***** Available data *****

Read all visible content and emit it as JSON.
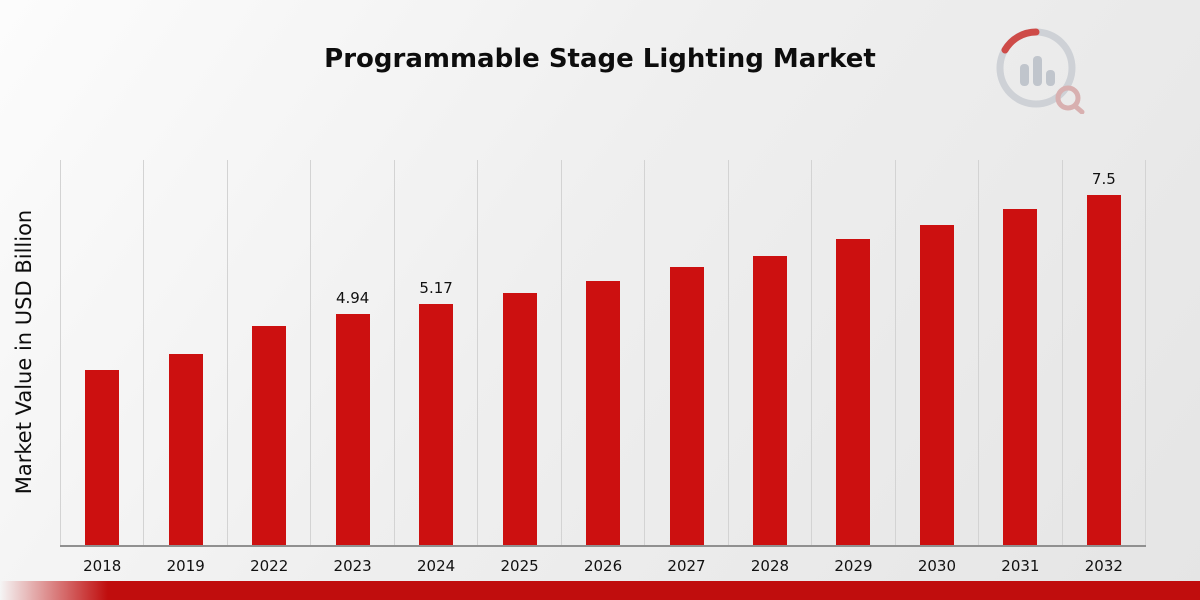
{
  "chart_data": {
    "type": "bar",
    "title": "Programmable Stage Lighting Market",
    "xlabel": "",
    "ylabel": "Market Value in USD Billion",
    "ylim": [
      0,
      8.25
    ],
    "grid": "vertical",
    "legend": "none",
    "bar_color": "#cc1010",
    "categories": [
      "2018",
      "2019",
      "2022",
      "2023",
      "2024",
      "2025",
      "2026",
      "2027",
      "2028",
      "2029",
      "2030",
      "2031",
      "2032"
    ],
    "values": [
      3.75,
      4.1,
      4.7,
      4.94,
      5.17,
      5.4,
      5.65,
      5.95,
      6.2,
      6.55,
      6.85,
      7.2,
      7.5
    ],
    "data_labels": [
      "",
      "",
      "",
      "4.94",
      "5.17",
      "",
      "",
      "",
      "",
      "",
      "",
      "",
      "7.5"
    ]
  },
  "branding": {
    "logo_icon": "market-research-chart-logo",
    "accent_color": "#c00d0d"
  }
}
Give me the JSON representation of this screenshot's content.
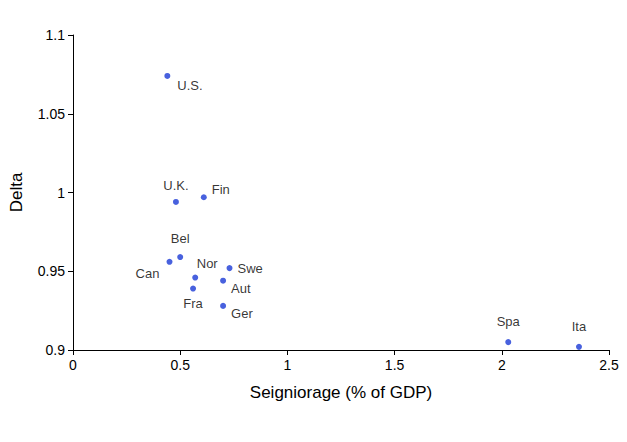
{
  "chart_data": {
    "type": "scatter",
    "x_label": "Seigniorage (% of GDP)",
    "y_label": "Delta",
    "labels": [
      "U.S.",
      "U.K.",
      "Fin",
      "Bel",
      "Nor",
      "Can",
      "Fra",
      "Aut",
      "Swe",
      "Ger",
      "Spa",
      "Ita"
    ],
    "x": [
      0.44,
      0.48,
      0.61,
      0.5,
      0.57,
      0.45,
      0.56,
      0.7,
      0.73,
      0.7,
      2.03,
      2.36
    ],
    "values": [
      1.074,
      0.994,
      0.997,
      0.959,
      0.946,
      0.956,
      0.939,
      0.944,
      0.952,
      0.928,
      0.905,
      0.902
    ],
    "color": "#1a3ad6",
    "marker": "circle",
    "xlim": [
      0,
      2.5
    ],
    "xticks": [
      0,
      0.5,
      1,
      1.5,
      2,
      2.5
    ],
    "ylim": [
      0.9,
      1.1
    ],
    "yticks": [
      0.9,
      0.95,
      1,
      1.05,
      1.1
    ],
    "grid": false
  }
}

*****

→ **Given instruction**
Tally up the lines holding the string "content" in this listing, and report the total alone.

→ **Solution below**
2